-- Begin Supplied entries --

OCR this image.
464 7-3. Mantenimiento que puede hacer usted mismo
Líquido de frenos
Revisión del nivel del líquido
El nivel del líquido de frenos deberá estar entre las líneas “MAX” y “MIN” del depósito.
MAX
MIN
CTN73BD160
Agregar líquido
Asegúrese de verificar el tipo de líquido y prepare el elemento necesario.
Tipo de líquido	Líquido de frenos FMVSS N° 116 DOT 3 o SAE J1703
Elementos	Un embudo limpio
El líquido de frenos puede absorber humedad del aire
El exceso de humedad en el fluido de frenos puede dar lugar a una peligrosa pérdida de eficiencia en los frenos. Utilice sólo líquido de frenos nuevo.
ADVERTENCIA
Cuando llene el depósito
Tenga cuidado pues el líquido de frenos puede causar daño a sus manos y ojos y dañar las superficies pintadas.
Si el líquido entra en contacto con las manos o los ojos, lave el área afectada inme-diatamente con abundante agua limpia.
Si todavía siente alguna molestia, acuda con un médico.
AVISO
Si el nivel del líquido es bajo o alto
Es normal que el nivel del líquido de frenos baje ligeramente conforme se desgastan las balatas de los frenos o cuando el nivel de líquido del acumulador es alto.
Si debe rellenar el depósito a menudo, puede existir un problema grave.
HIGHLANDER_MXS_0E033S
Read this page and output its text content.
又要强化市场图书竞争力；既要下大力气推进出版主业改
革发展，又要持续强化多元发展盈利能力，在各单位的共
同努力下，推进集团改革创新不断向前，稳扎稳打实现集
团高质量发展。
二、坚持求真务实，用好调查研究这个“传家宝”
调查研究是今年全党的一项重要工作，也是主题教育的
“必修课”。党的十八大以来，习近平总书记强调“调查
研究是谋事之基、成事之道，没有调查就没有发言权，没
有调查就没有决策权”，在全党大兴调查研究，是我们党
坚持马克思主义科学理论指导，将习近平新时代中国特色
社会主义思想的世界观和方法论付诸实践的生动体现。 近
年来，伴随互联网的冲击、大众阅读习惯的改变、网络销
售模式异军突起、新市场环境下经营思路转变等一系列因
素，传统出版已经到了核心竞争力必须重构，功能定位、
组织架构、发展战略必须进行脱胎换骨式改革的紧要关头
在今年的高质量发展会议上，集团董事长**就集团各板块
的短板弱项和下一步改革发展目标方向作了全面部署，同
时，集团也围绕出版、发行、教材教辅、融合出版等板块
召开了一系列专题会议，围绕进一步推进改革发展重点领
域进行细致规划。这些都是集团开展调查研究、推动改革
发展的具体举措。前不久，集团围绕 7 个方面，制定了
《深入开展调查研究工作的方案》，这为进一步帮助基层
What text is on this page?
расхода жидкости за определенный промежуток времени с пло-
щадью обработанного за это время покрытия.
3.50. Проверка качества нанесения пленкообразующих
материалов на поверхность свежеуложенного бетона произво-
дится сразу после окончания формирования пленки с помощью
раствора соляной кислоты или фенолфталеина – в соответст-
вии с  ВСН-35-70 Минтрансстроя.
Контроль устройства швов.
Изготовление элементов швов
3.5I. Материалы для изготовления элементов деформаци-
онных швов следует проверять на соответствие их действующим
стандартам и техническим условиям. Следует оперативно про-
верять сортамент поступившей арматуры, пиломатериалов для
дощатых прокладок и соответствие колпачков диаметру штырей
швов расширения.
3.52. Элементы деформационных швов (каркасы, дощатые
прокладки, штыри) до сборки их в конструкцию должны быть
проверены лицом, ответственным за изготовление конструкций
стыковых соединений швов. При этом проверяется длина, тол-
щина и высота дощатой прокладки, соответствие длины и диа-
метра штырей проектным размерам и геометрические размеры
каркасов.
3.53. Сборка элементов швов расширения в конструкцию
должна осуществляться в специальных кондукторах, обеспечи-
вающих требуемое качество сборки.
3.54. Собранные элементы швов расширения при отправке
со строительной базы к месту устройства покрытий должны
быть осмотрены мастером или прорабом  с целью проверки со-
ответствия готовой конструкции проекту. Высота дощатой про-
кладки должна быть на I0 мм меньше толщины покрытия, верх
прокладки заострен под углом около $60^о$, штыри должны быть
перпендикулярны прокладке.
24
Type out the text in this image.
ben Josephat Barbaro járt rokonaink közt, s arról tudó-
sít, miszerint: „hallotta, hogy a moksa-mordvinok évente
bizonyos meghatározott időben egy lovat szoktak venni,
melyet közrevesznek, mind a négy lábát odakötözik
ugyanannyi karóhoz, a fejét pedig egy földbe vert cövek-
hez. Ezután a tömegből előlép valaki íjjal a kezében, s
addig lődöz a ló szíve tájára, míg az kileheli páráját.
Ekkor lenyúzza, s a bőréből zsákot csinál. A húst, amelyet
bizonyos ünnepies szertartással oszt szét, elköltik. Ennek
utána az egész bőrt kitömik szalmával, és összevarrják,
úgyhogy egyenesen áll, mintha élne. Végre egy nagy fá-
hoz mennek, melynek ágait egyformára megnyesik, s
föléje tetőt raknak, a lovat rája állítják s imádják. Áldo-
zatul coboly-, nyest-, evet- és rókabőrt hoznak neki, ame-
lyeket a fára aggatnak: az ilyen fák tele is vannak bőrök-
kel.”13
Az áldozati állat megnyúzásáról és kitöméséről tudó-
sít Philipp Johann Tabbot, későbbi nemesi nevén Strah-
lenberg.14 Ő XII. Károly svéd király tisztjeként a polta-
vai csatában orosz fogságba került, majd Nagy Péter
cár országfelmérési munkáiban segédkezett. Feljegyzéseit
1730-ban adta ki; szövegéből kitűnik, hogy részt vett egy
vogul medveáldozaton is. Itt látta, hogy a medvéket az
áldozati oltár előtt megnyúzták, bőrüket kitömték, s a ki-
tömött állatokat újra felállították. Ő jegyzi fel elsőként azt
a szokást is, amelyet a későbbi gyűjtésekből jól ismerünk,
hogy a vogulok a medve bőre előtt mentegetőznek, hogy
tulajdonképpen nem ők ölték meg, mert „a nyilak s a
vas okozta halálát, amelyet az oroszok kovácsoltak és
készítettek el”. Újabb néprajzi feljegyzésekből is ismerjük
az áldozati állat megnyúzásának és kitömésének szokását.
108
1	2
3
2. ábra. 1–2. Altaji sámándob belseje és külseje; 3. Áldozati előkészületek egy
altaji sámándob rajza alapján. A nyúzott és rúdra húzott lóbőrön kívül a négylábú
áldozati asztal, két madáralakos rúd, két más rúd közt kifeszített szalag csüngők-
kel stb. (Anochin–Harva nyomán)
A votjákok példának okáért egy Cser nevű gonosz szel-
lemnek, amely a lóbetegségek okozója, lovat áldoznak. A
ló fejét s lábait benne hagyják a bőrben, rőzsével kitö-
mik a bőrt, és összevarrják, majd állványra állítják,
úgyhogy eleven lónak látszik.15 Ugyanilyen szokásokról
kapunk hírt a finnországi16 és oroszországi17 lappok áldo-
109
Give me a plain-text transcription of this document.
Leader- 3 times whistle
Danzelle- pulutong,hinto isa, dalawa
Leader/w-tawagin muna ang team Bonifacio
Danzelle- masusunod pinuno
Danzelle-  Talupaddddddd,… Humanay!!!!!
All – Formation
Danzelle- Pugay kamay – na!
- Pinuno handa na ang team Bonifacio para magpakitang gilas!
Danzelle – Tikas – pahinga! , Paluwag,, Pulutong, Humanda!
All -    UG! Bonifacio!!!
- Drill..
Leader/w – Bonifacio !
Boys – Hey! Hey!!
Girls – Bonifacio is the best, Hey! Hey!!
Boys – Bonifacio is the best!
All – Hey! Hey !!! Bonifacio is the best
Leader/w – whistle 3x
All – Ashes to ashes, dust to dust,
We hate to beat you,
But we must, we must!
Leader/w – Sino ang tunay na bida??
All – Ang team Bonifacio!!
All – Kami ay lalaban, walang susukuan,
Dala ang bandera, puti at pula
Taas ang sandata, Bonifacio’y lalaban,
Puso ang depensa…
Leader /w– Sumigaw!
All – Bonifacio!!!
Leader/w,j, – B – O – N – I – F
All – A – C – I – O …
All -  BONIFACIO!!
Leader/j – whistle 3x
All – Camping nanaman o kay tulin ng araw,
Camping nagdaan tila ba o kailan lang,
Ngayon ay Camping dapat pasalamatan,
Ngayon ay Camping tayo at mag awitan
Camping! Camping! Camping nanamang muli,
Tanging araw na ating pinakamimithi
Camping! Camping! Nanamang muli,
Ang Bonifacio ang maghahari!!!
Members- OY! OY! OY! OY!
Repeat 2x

-- End Supplied entries --

◆ **Objective**
In the material above, show every line where the word "дощатой" turns up.

◆ **Response below**
щина и высота дощатой прокладки, соответствие длины и диа-
ответствия готовой конструкции проекту. Высота дощатой про-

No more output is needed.